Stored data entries
------------------------------

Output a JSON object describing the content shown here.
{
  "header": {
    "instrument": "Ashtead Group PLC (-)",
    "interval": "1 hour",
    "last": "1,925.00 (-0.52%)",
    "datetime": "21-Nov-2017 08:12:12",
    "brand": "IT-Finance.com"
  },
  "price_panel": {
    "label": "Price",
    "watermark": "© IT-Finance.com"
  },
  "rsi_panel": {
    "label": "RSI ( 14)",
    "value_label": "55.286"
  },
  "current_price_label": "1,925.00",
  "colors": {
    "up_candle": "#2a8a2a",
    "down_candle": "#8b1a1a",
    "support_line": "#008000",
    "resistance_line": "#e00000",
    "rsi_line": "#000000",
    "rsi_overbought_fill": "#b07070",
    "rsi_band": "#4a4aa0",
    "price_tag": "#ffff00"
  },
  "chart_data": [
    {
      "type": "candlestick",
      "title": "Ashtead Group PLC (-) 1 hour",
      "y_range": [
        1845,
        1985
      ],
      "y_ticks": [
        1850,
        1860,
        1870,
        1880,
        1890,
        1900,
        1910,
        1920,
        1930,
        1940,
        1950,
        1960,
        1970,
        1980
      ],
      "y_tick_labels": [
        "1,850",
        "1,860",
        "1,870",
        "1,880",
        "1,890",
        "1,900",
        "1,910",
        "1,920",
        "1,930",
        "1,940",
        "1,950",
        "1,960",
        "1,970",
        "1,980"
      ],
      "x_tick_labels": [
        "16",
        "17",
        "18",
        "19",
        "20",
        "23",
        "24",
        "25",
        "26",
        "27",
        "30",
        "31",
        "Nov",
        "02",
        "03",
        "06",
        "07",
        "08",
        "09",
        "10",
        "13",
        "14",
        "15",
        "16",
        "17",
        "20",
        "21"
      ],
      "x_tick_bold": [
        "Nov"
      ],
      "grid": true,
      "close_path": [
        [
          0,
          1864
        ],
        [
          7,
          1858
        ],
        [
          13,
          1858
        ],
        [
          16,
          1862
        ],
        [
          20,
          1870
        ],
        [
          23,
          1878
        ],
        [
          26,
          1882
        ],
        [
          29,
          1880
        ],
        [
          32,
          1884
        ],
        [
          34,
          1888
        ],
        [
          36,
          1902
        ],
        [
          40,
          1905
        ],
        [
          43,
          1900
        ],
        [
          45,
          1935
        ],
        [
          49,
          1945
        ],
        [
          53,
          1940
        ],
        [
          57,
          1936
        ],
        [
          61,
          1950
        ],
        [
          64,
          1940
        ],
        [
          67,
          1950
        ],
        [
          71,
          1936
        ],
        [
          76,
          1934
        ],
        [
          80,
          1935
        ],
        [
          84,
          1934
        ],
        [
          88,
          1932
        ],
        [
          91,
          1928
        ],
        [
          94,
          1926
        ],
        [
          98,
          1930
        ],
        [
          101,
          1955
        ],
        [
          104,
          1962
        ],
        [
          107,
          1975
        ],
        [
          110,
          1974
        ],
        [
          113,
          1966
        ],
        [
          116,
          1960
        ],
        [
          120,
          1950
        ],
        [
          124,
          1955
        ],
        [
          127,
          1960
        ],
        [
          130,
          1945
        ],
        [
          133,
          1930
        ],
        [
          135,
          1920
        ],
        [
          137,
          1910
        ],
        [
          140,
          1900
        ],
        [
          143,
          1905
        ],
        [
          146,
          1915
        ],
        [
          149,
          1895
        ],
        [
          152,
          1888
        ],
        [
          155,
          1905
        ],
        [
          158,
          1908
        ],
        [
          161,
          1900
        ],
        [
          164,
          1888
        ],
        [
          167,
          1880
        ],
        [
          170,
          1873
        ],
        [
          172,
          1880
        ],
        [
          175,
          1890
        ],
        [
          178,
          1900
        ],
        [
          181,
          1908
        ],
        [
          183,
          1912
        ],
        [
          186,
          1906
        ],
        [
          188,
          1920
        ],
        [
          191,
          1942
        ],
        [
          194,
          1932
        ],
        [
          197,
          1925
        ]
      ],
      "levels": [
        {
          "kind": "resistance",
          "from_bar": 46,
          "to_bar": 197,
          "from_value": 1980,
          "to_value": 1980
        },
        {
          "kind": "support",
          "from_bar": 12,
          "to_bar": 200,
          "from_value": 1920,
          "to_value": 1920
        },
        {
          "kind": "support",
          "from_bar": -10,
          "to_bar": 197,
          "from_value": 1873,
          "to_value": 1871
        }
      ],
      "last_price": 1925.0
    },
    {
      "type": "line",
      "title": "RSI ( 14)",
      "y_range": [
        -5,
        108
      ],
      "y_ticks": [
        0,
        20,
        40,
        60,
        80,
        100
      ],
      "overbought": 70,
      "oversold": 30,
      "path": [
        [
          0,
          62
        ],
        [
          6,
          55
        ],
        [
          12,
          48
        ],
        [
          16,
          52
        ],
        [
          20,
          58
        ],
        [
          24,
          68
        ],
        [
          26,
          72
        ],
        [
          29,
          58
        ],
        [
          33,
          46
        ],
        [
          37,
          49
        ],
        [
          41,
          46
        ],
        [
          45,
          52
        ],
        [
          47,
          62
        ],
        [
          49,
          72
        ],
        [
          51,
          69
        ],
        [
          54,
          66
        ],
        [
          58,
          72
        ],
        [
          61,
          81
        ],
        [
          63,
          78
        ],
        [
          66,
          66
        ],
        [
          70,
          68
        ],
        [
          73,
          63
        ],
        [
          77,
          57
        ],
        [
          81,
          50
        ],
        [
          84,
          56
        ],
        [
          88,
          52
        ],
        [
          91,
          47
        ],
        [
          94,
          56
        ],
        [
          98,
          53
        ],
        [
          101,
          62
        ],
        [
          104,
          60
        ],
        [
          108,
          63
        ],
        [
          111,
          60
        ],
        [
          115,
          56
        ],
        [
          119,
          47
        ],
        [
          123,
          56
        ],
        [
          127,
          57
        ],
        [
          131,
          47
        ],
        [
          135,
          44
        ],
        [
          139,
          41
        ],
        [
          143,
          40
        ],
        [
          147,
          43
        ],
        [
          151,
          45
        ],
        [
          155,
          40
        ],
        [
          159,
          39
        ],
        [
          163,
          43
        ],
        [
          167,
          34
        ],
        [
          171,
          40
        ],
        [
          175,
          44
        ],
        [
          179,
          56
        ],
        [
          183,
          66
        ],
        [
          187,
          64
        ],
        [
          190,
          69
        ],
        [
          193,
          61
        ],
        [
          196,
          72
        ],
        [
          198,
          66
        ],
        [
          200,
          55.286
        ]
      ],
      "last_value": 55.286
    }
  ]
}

------------------------------

Requirements :: Print every record above exactly as written.

Final result ::
Output a JSON object describing the content shown here.
{
  "header": {
    "instrument": "Ashtead Group PLC (-)",
    "interval": "1 hour",
    "last": "1,925.00 (-0.52%)",
    "datetime": "21-Nov-2017 08:12:12",
    "brand": "IT-Finance.com"
  },
  "price_panel": {
    "label": "Price",
    "watermark": "© IT-Finance.com"
  },
  "rsi_panel": {
    "label": "RSI ( 14)",
    "value_label": "55.286"
  },
  "current_price_label": "1,925.00",
  "colors": {
    "up_candle": "#2a8a2a",
    "down_candle": "#8b1a1a",
    "support_line": "#008000",
    "resistance_line": "#e00000",
    "rsi_line": "#000000",
    "rsi_overbought_fill": "#b07070",
    "rsi_band": "#4a4aa0",
    "price_tag": "#ffff00"
  },
  "chart_data": [
    {
      "type": "candlestick",
      "title": "Ashtead Group PLC (-) 1 hour",
      "y_range": [
        1845,
        1985
      ],
      "y_ticks": [
        1850,
        1860,
        1870,
        1880,
        1890,
        1900,
        1910,
        1920,
        1930,
        1940,
        1950,
        1960,
        1970,
        1980
      ],
      "y_tick_labels": [
        "1,850",
        "1,860",
        "1,870",
        "1,880",
        "1,890",
        "1,900",
        "1,910",
        "1,920",
        "1,930",
        "1,940",
        "1,950",
        "1,960",
        "1,970",
        "1,980"
      ],
      "x_tick_labels": [
        "16",
        "17",
        "18",
        "19",
        "20",
        "23",
        "24",
        "25",
        "26",
        "27",
        "30",
        "31",
        "Nov",
        "02",
        "03",
        "06",
        "07",
        "08",
        "09",
        "10",
        "13",
        "14",
        "15",
        "16",
        "17",
        "20",
        "21"
      ],
      "x_tick_bold": [
        "Nov"
      ],
      "grid": true,
      "close_path": [
        [
          0,
          1864
        ],
        [
          7,
          1858
        ],
        [
          13,
          1858
        ],
        [
          16,
          1862
        ],
        [
          20,
          1870
        ],
        [
          23,
          1878
        ],
        [
          26,
          1882
        ],
        [
          29,
          1880
        ],
        [
          32,
          1884
        ],
        [
          34,
          1888
        ],
        [
          36,
          1902
        ],
        [
          40,
          1905
        ],
        [
          43,
          1900
        ],
        [
          45,
          1935
        ],
        [
          49,
          1945
        ],
        [
          53,
          1940
        ],
        [
          57,
          1936
        ],
        [
          61,
          1950
        ],
        [
          64,
          1940
        ],
        [
          67,
          1950
        ],
        [
          71,
          1936
        ],
        [
          76,
          1934
        ],
        [
          80,
          1935
        ],
        [
          84,
          1934
        ],
        [
          88,
          1932
        ],
        [
          91,
          1928
        ],
        [
          94,
          1926
        ],
        [
          98,
          1930
        ],
        [
          101,
          1955
        ],
        [
          104,
          1962
        ],
        [
          107,
          1975
        ],
        [
          110,
          1974
        ],
        [
          113,
          1966
        ],
        [
          116,
          1960
        ],
        [
          120,
          1950
        ],
        [
          124,
          1955
        ],
        [
          127,
          1960
        ],
        [
          130,
          1945
        ],
        [
          133,
          1930
        ],
        [
          135,
          1920
        ],
        [
          137,
          1910
        ],
        [
          140,
          1900
        ],
        [
          143,
          1905
        ],
        [
          146,
          1915
        ],
        [
          149,
          1895
        ],
        [
          152,
          1888
        ],
        [
          155,
          1905
        ],
        [
          158,
          1908
        ],
        [
          161,
          1900
        ],
        [
          164,
          1888
        ],
        [
          167,
          1880
        ],
        [
          170,
          1873
        ],
        [
          172,
          1880
        ],
        [
          175,
          1890
        ],
        [
          178,
          1900
        ],
        [
          181,
          1908
        ],
        [
          183,
          1912
        ],
        [
          186,
          1906
        ],
        [
          188,
          1920
        ],
        [
          191,
          1942
        ],
        [
          194,
          1932
        ],
        [
          197,
          1925
        ]
      ],
      "levels": [
        {
          "kind": "resistance",
          "from_bar": 46,
          "to_bar": 197,
          "from_value": 1980,
          "to_value": 1980
        },
        {
          "kind": "support",
          "from_bar": 12,
          "to_bar": 200,
          "from_value": 1920,
          "to_value": 1920
        },
        {
          "kind": "support",
          "from_bar": -10,
          "to_bar": 197,
          "from_value": 1873,
          "to_value": 1871
        }
      ],
      "last_price": 1925.0
    },
    {
      "type": "line",
      "title": "RSI ( 14)",
      "y_range": [
        -5,
        108
      ],
      "y_ticks": [
        0,
        20,
        40,
        60,
        80,
        100
      ],
      "overbought": 70,
      "oversold": 30,
      "path": [
        [
          0,
          62
        ],
        [
          6,
          55
        ],
        [
          12,
          48
        ],
        [
          16,
          52
        ],
        [
          20,
          58
        ],
        [
          24,
          68
        ],
        [
          26,
          72
        ],
        [
          29,
          58
        ],
        [
          33,
          46
        ],
        [
          37,
          49
        ],
        [
          41,
          46
        ],
        [
          45,
          52
        ],
        [
          47,
          62
        ],
        [
          49,
          72
        ],
        [
          51,
          69
        ],
        [
          54,
          66
        ],
        [
          58,
          72
        ],
        [
          61,
          81
        ],
        [
          63,
          78
        ],
        [
          66,
          66
        ],
        [
          70,
          68
        ],
        [
          73,
          63
        ],
        [
          77,
          57
        ],
        [
          81,
          50
        ],
        [
          84,
          56
        ],
        [
          88,
          52
        ],
        [
          91,
          47
        ],
        [
          94,
          56
        ],
        [
          98,
          53
        ],
        [
          101,
          62
        ],
        [
          104,
          60
        ],
        [
          108,
          63
        ],
        [
          111,
          60
        ],
        [
          115,
          56
        ],
        [
          119,
          47
        ],
        [
          123,
          56
        ],
        [
          127,
          57
        ],
        [
          131,
          47
        ],
        [
          135,
          44
        ],
        [
          139,
          41
        ],
        [
          143,
          40
        ],
        [
          147,
          43
        ],
        [
          151,
          45
        ],
        [
          155,
          40
        ],
        [
          159,
          39
        ],
        [
          163,
          43
        ],
        [
          167,
          34
        ],
        [
          171,
          40
        ],
        [
          175,
          44
        ],
        [
          179,
          56
        ],
        [
          183,
          66
        ],
        [
          187,
          64
        ],
        [
          190,
          69
        ],
        [
          193,
          61
        ],
        [
          196,
          72
        ],
        [
          198,
          66
        ],
        [
          200,
          55.286
        ]
      ],
      "last_value": 55.286
    }
  ]
}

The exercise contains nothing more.